TASK DIRECTIONS:
Skip the pictures and extract all of the lines exactly as written.

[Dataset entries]
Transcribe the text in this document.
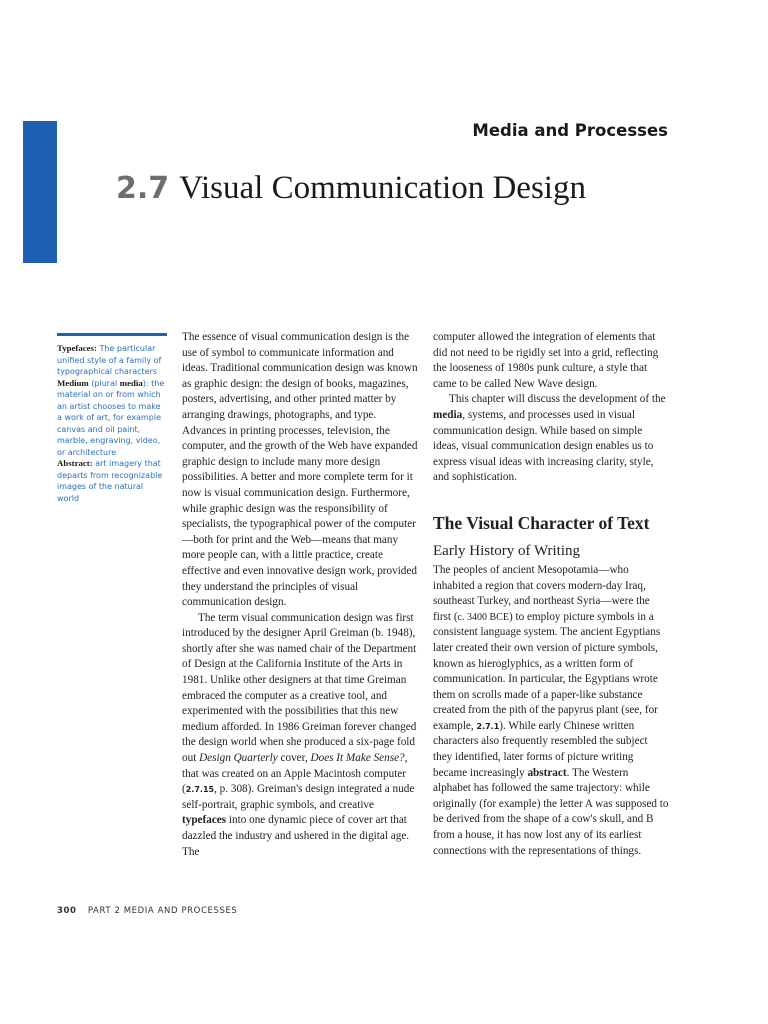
Media and Processes
2.7 Visual Communication Design

Typefaces: The particular unified style of a family of typographical characters

Medium (plural media): the material on or from which an artist chooses to make a work of art, for example canvas and oil paint, marble, engraving, video, or architecture

Abstract: art imagery that departs from recognizable images of the natural world

The essence of visual communication design is the use of symbol to communicate information and ideas. Traditional communication design was known as graphic design: the design of books, magazines, posters, advertising, and other printed matter by arranging drawings, photographs, and type. Advances in printing processes, television, the computer, and the growth of the Web have expanded graphic design to include many more design possibilities. A better and more complete term for it now is visual communication design. Furthermore, while graphic design was the responsibility of specialists, the typographical power of the computer—both for print and the Web—means that many more people can, with a little practice, create effective and even innovative design work, provided they understand the principles of visual communication design.

The term visual communication design was first introduced by the designer April Greiman (b. 1948), shortly after she was named chair of the Department of Design at the California Institute of the Arts in 1981. Unlike other designers at that time Greiman embraced the computer as a creative tool, and experimented with the possibilities that this new medium afforded. In 1986 Greiman forever changed the design world when she produced a six-page fold out Design Quarterly cover, Does It Make Sense?, that was created on an Apple Macintosh computer (2.7.15, p. 308). Greiman's design integrated a nude self-portrait, graphic symbols, and creative typefaces into one dynamic piece of cover art that dazzled the industry and ushered in the digital age. The

computer allowed the integration of elements that did not need to be rigidly set into a grid, reflecting the looseness of 1980s punk culture, a style that came to be called New Wave design.

This chapter will discuss the development of the media, systems, and processes used in visual communication design. While based on simple ideas, visual communication design enables us to express visual ideas with increasing clarity, style, and sophistication.

The Visual Character of Text
Early History of Writing

The peoples of ancient Mesopotamia—who inhabited a region that covers modern-day Iraq, southeast Turkey, and northeast Syria—were the first (c. 3400 BCE) to employ picture symbols in a consistent language system. The ancient Egyptians later created their own version of picture symbols, known as hieroglyphics, as a written form of communication. In particular, the Egyptians wrote them on scrolls made of a paper-like substance created from the pith of the papyrus plant (see, for example, 2.7.1). While early Chinese written characters also frequently resembled the subject they identified, later forms of picture writing became increasingly abstract. The Western alphabet has followed the same trajectory: while originally (for example) the letter A was supposed to be derived from the shape of a cow's skull, and B from a house, it has now lost any of its earliest connections with the representations of things.

300 PART 2 MEDIA AND PROCESSES
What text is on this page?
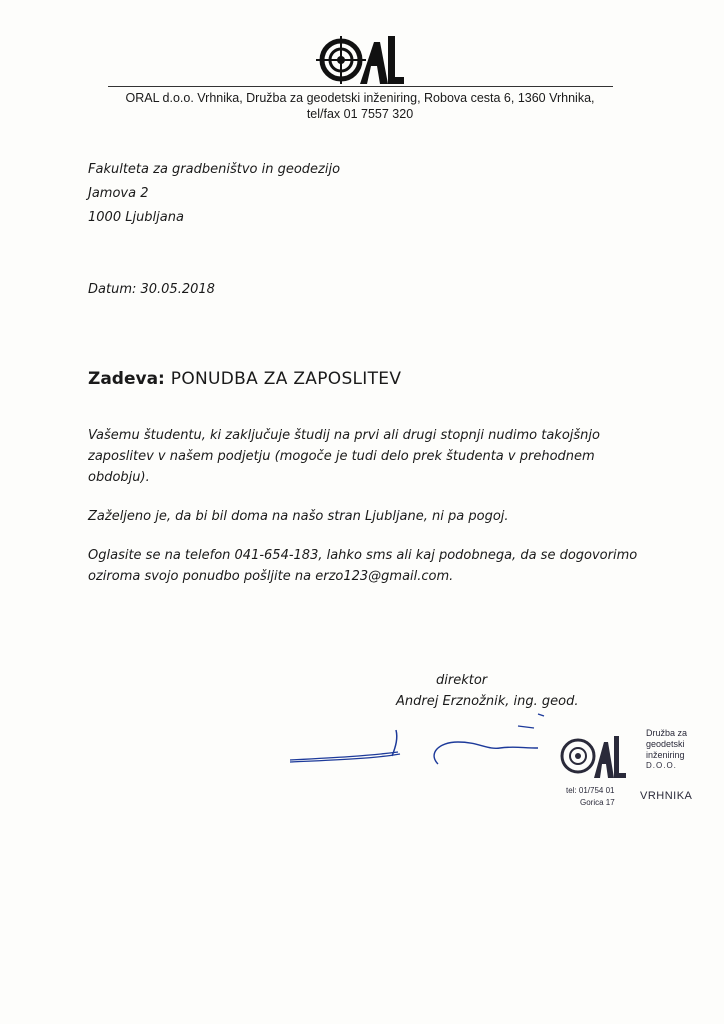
ORAL d.o.o. Vrhnika, Družba za geodetski inženiring, Robova cesta 6, 1360 Vrhnika,
tel/fax 01 7557 320
Fakulteta za gradbeništvo in geodezijo
Jamova 2
1000 Ljubljana
Datum: 30.05.2018
Zadeva: PONUDBA ZA ZAPOSLITEV

Vašemu študentu, ki zaključuje študij na prvi ali drugi stopnji nudimo takojšnjo zaposlitev v našem podjetju (mogoče je tudi delo prek študenta v prehodnem obdobju).

Zaželjeno je, da bi bil doma na našo stran Ljubljane, ni pa pogoj.

Oglasite se na telefon 041-654-183, lahko sms ali kaj podobnega, da se dogovorimo oziroma svojo ponudbo pošljite na erzo123@gmail.com.

direktor
Andrej Erznožnik, ing. geod.
Družba za
geodetski
inženiring
D.O.O.
tel: 01/754 01
Gorica 17
VRHNIKA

EXERCISE SOLUTION:
Transcribe the text in this document.
Media and Processes
2.7 Visual Communication Design

Typefaces: The particular unified style of a family of typographical characters

Medium (plural media): the material on or from which an artist chooses to make a work of art, for example canvas and oil paint, marble, engraving, video, or architecture

Abstract: art imagery that departs from recognizable images of the natural world

The essence of visual communication design is the use of symbol to communicate information and ideas. Traditional communication design was known as graphic design: the design of books, magazines, posters, advertising, and other printed matter by arranging drawings, photographs, and type. Advances in printing processes, television, the computer, and the growth of the Web have expanded graphic design to include many more design possibilities. A better and more complete term for it now is visual communication design. Furthermore, while graphic design was the responsibility of specialists, the typographical power of the computer—both for print and the Web—means that many more people can, with a little practice, create effective and even innovative design work, provided they understand the principles of visual communication design.

The term visual communication design was first introduced by the designer April Greiman (b. 1948), shortly after she was named chair of the Department of Design at the California Institute of the Arts in 1981. Unlike other designers at that time Greiman embraced the computer as a creative tool, and experimented with the possibilities that this new medium afforded. In 1986 Greiman forever changed the design world when she produced a six-page fold out Design Quarterly cover, Does It Make Sense?, that was created on an Apple Macintosh computer (2.7.15, p. 308). Greiman's design integrated a nude self-portrait, graphic symbols, and creative typefaces into one dynamic piece of cover art that dazzled the industry and ushered in the digital age. The

computer allowed the integration of elements that did not need to be rigidly set into a grid, reflecting the looseness of 1980s punk culture, a style that came to be called New Wave design.

This chapter will discuss the development of the media, systems, and processes used in visual communication design. While based on simple ideas, visual communication design enables us to express visual ideas with increasing clarity, style, and sophistication.

The Visual Character of Text
Early History of Writing

The peoples of ancient Mesopotamia—who inhabited a region that covers modern-day Iraq, southeast Turkey, and northeast Syria—were the first (c. 3400 BCE) to employ picture symbols in a consistent language system. The ancient Egyptians later created their own version of picture symbols, known as hieroglyphics, as a written form of communication. In particular, the Egyptians wrote them on scrolls made of a paper-like substance created from the pith of the papyrus plant (see, for example, 2.7.1). While early Chinese written characters also frequently resembled the subject they identified, later forms of picture writing became increasingly abstract. The Western alphabet has followed the same trajectory: while originally (for example) the letter A was supposed to be derived from the shape of a cow's skull, and B from a house, it has now lost any of its earliest connections with the representations of things.

300 PART 2 MEDIA AND PROCESSES
What text is on this page?
ORAL d.o.o. Vrhnika, Družba za geodetski inženiring, Robova cesta 6, 1360 Vrhnika,
tel/fax 01 7557 320
Fakulteta za gradbeništvo in geodezijo
Jamova 2
1000 Ljubljana
Datum: 30.05.2018
Zadeva: PONUDBA ZA ZAPOSLITEV

Vašemu študentu, ki zaključuje študij na prvi ali drugi stopnji nudimo takojšnjo zaposlitev v našem podjetju (mogoče je tudi delo prek študenta v prehodnem obdobju).

Zaželjeno je, da bi bil doma na našo stran Ljubljane, ni pa pogoj.

Oglasite se na telefon 041-654-183, lahko sms ali kaj podobnega, da se dogovorimo oziroma svojo ponudbo pošljite na erzo123@gmail.com.

direktor
Andrej Erznožnik, ing. geod.
Družba za
geodetski
inženiring
D.O.O.
tel: 01/754 01
Gorica 17
VRHNIKA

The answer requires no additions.